Task
Quote the listing below in its entirety, omitting every image.

Figure collection entries
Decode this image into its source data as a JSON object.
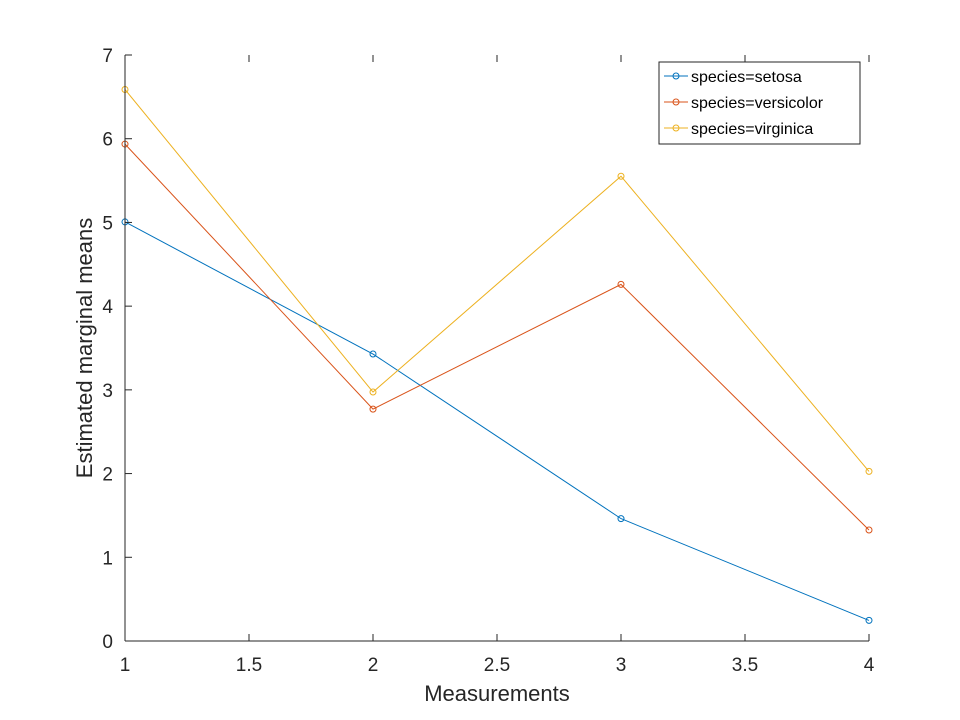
{
  "chart_data": {
    "type": "line",
    "xlabel": "Measurements",
    "ylabel": "Estimated marginal means",
    "xlim": [
      1,
      4
    ],
    "ylim": [
      0,
      7
    ],
    "xticks": [
      "1",
      "1.5",
      "2",
      "2.5",
      "3",
      "3.5",
      "4"
    ],
    "yticks": [
      "0",
      "1",
      "2",
      "3",
      "4",
      "5",
      "6",
      "7"
    ],
    "grid": false,
    "legend_position": "top-right",
    "x": [
      1,
      2,
      3,
      4
    ],
    "series": [
      {
        "name": "species=setosa",
        "color": "#0072BD",
        "values": [
          5.006,
          3.428,
          1.462,
          0.246
        ]
      },
      {
        "name": "species=versicolor",
        "color": "#D95319",
        "values": [
          5.936,
          2.77,
          4.26,
          1.326
        ]
      },
      {
        "name": "species=virginica",
        "color": "#EDB120",
        "values": [
          6.588,
          2.974,
          5.552,
          2.026
        ]
      }
    ]
  }
}
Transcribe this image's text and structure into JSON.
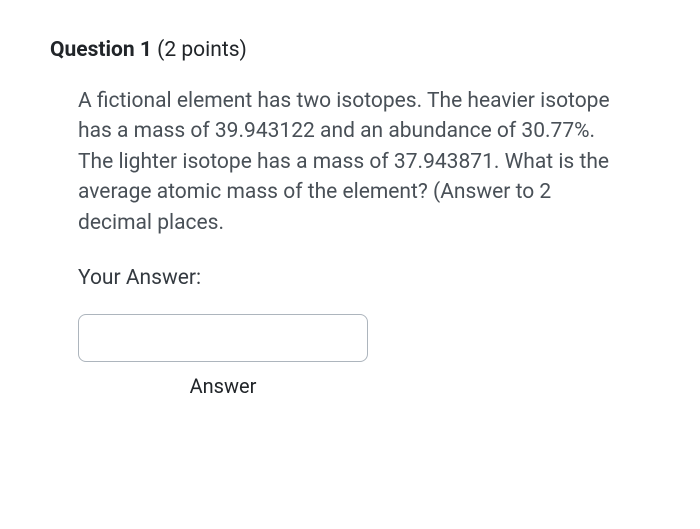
{
  "question": {
    "number_label": "Question 1",
    "points_label": "(2 points)",
    "text": "A fictional element has two isotopes.  The heavier isotope has a mass of 39.943122 and an abundance of 30.77%.  The lighter isotope has a mass of 37.943871.  What is the average atomic mass of the element?  (Answer to 2 decimal places.",
    "answer_prompt": "Your Answer:",
    "input_caption": "Answer",
    "input_value": ""
  },
  "colors": {
    "background": "#ffffff",
    "heading_text": "#212529",
    "body_text": "#495057",
    "input_border": "#adb5bd"
  }
}
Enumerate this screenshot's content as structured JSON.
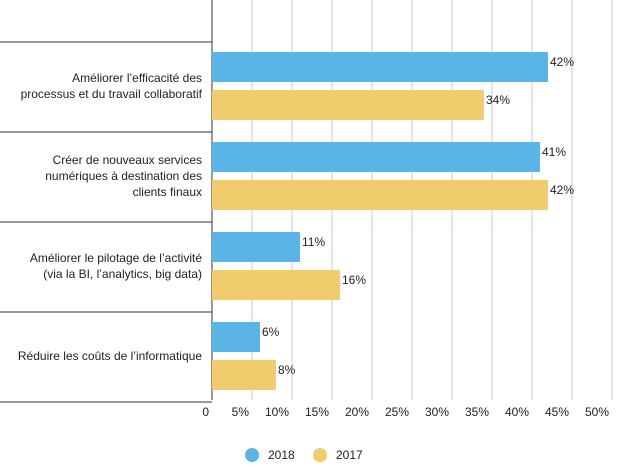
{
  "chart_data": {
    "type": "hbar",
    "categories": [
      "Améliorer l’efficacité des\nprocessus et du travail collaboratif",
      "Créer de nouveaux services\nnumériques à destination des\nclients finaux",
      "Améliorer le pilotage de l’activité\n(via la BI, l’analytics, big data)",
      "Réduire les coûts de l’informatique"
    ],
    "series": [
      {
        "name": "2018",
        "color": "#5ab4e5",
        "values": [
          42,
          41,
          11,
          6
        ],
        "value_labels": [
          "42%",
          "41%",
          "11%",
          "6%"
        ]
      },
      {
        "name": "2017",
        "color": "#f0cc6c",
        "values": [
          34,
          42,
          16,
          8
        ],
        "value_labels": [
          "34%",
          "42%",
          "16%",
          "8%"
        ]
      }
    ],
    "xlim": [
      0,
      50
    ],
    "xticks": [
      0,
      {
        "value": 5,
        "label": "5%"
      },
      {
        "value": 10,
        "label": "10%"
      },
      {
        "value": 15,
        "label": "15%"
      },
      {
        "value": 20,
        "label": "20%"
      },
      {
        "value": 25,
        "label": "25%"
      },
      {
        "value": 30,
        "label": "30%"
      },
      {
        "value": 35,
        "label": "35%"
      },
      {
        "value": 40,
        "label": "40%"
      },
      {
        "value": 45,
        "label": "45%"
      },
      {
        "value": 50,
        "label": "50%"
      }
    ],
    "grid": true,
    "legend": "bottom"
  }
}
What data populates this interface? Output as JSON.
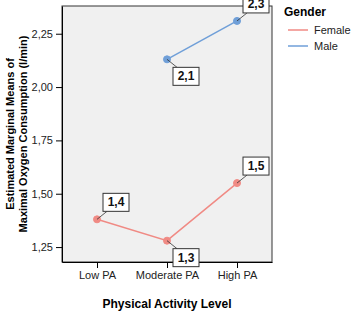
{
  "chart_data": {
    "type": "line",
    "x_label": "Physical Activity Level",
    "y_label": "Estimated Marginal Means of Maximal Oxygen Consumption (l/min)",
    "legend_title": "Gender",
    "legend": "outside-top-right",
    "grid": false,
    "data_labels": true,
    "categories": [
      "Low PA",
      "Moderate PA",
      "High PA"
    ],
    "series": [
      {
        "name": "Female",
        "color": "#f08a84",
        "marker": "circle",
        "values": [
          1.38,
          1.28,
          1.55
        ],
        "value_labels": [
          "1,4",
          "1,3",
          "1,5"
        ]
      },
      {
        "name": "Male",
        "color": "#6f9fd8",
        "marker": "circle",
        "values": [
          null,
          2.13,
          2.31
        ],
        "value_labels": [
          null,
          "2,1",
          "2,3"
        ]
      }
    ],
    "ylim": [
      1.18,
      2.38
    ],
    "yticks": [
      {
        "value": 1.25,
        "label": "1,25"
      },
      {
        "value": 1.5,
        "label": "1,50"
      },
      {
        "value": 1.75,
        "label": "1,75"
      },
      {
        "value": 2.0,
        "label": "2,00"
      },
      {
        "value": 2.25,
        "label": "2,25"
      }
    ]
  }
}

Correct answer
Decode this image into its source data as a JSON object.
{
  "chart_data": {
    "type": "line",
    "xlabel": "Measurements",
    "ylabel": "Estimated marginal means",
    "xlim": [
      1,
      4
    ],
    "ylim": [
      0,
      7
    ],
    "xticks": [
      "1",
      "1.5",
      "2",
      "2.5",
      "3",
      "3.5",
      "4"
    ],
    "yticks": [
      "0",
      "1",
      "2",
      "3",
      "4",
      "5",
      "6",
      "7"
    ],
    "grid": false,
    "legend_position": "top-right",
    "x": [
      1,
      2,
      3,
      4
    ],
    "series": [
      {
        "name": "species=setosa",
        "color": "#0072BD",
        "values": [
          5.006,
          3.428,
          1.462,
          0.246
        ]
      },
      {
        "name": "species=versicolor",
        "color": "#D95319",
        "values": [
          5.936,
          2.77,
          4.26,
          1.326
        ]
      },
      {
        "name": "species=virginica",
        "color": "#EDB120",
        "values": [
          6.588,
          2.974,
          5.552,
          2.026
        ]
      }
    ]
  }
}
Transcribe this image's text and structure into JSON.
{
  "question": {
    "number_label": "Question 1",
    "points_label": "(2 points)",
    "text": "A fictional element has two isotopes.  The heavier isotope has a mass of 39.943122 and an abundance of 30.77%.  The lighter isotope has a mass of 37.943871.  What is the average atomic mass of the element?  (Answer to 2 decimal places.",
    "answer_prompt": "Your Answer:",
    "input_caption": "Answer",
    "input_value": ""
  },
  "colors": {
    "background": "#ffffff",
    "heading_text": "#212529",
    "body_text": "#495057",
    "input_border": "#adb5bd"
  }
}
Enumerate this screenshot's content as structured JSON.
{
  "chart_data": {
    "type": "hbar",
    "categories": [
      "Améliorer l’efficacité des\nprocessus et du travail collaboratif",
      "Créer de nouveaux services\nnumériques à destination des\nclients finaux",
      "Améliorer le pilotage de l’activité\n(via la BI, l’analytics, big data)",
      "Réduire les coûts de l’informatique"
    ],
    "series": [
      {
        "name": "2018",
        "color": "#5ab4e5",
        "values": [
          42,
          41,
          11,
          6
        ],
        "value_labels": [
          "42%",
          "41%",
          "11%",
          "6%"
        ]
      },
      {
        "name": "2017",
        "color": "#f0cc6c",
        "values": [
          34,
          42,
          16,
          8
        ],
        "value_labels": [
          "34%",
          "42%",
          "16%",
          "8%"
        ]
      }
    ],
    "xlim": [
      0,
      50
    ],
    "xticks": [
      0,
      {
        "value": 5,
        "label": "5%"
      },
      {
        "value": 10,
        "label": "10%"
      },
      {
        "value": 15,
        "label": "15%"
      },
      {
        "value": 20,
        "label": "20%"
      },
      {
        "value": 25,
        "label": "25%"
      },
      {
        "value": 30,
        "label": "30%"
      },
      {
        "value": 35,
        "label": "35%"
      },
      {
        "value": 40,
        "label": "40%"
      },
      {
        "value": 45,
        "label": "45%"
      },
      {
        "value": 50,
        "label": "50%"
      }
    ],
    "grid": true,
    "legend": "bottom"
  }
}
What data populates this interface? Output as JSON.
{
  "chart_data": {
    "type": "line",
    "x_label": "Physical Activity Level",
    "y_label": "Estimated Marginal Means of Maximal Oxygen Consumption (l/min)",
    "legend_title": "Gender",
    "legend": "outside-top-right",
    "grid": false,
    "data_labels": true,
    "categories": [
      "Low PA",
      "Moderate PA",
      "High PA"
    ],
    "series": [
      {
        "name": "Female",
        "color": "#f08a84",
        "marker": "circle",
        "values": [
          1.38,
          1.28,
          1.55
        ],
        "value_labels": [
          "1,4",
          "1,3",
          "1,5"
        ]
      },
      {
        "name": "Male",
        "color": "#6f9fd8",
        "marker": "circle",
        "values": [
          null,
          2.13,
          2.31
        ],
        "value_labels": [
          null,
          "2,1",
          "2,3"
        ]
      }
    ],
    "ylim": [
      1.18,
      2.38
    ],
    "yticks": [
      {
        "value": 1.25,
        "label": "1,25"
      },
      {
        "value": 1.5,
        "label": "1,50"
      },
      {
        "value": 1.75,
        "label": "1,75"
      },
      {
        "value": 2.0,
        "label": "2,00"
      },
      {
        "value": 2.25,
        "label": "2,25"
      }
    ]
  }
}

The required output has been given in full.